▸ What needs to be done
Check each line of the material below for the string "price", then report how many lines have it, and nothing else.
** Start Provided entries **
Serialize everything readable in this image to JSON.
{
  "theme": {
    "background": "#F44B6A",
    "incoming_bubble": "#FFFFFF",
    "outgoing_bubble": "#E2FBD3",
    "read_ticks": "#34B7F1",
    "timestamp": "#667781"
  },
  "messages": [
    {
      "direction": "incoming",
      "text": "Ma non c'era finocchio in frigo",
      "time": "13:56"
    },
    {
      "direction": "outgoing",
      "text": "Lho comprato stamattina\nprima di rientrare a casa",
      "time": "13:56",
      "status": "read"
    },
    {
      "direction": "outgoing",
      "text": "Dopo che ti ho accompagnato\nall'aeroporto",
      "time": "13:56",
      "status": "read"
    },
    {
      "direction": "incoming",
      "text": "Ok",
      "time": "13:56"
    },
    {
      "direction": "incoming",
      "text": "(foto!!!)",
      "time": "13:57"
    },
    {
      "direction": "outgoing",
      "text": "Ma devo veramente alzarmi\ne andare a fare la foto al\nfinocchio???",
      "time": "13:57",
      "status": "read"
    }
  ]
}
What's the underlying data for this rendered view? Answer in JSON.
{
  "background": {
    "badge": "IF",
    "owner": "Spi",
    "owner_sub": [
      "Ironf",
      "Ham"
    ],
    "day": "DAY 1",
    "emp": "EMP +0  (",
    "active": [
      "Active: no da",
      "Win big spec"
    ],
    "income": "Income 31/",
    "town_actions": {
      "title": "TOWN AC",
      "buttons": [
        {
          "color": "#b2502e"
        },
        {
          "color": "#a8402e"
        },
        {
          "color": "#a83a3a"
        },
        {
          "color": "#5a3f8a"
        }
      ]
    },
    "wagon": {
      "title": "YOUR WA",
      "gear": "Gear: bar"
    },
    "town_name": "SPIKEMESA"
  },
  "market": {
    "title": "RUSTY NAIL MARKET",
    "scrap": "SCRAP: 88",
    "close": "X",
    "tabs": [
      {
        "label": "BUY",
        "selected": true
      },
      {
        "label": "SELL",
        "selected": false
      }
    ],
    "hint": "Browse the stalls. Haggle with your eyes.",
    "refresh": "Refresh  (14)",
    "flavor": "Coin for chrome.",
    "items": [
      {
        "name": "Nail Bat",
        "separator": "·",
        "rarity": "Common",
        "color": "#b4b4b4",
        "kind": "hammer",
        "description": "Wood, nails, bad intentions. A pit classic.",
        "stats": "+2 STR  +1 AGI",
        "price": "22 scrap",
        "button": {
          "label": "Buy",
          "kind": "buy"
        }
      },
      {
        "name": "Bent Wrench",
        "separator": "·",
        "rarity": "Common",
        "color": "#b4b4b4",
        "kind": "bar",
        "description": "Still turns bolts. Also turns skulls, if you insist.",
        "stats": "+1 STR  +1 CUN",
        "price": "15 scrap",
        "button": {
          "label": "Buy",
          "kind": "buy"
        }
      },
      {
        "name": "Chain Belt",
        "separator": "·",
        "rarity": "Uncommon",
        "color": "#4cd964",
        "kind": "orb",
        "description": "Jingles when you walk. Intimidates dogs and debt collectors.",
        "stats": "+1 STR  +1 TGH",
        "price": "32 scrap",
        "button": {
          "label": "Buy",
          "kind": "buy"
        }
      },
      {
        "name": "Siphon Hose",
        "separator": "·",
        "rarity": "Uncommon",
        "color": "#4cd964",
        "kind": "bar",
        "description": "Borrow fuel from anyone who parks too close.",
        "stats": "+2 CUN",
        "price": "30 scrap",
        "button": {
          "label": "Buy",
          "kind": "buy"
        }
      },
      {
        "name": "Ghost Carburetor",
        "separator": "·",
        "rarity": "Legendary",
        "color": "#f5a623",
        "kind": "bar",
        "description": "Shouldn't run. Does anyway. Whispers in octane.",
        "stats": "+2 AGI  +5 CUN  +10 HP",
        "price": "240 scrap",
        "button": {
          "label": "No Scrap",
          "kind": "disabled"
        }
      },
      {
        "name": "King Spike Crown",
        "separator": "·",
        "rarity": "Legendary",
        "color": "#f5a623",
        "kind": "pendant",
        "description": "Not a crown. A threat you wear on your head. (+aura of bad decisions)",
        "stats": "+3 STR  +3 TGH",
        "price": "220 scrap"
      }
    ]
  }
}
** End Provided entries **
▸ Complete response
6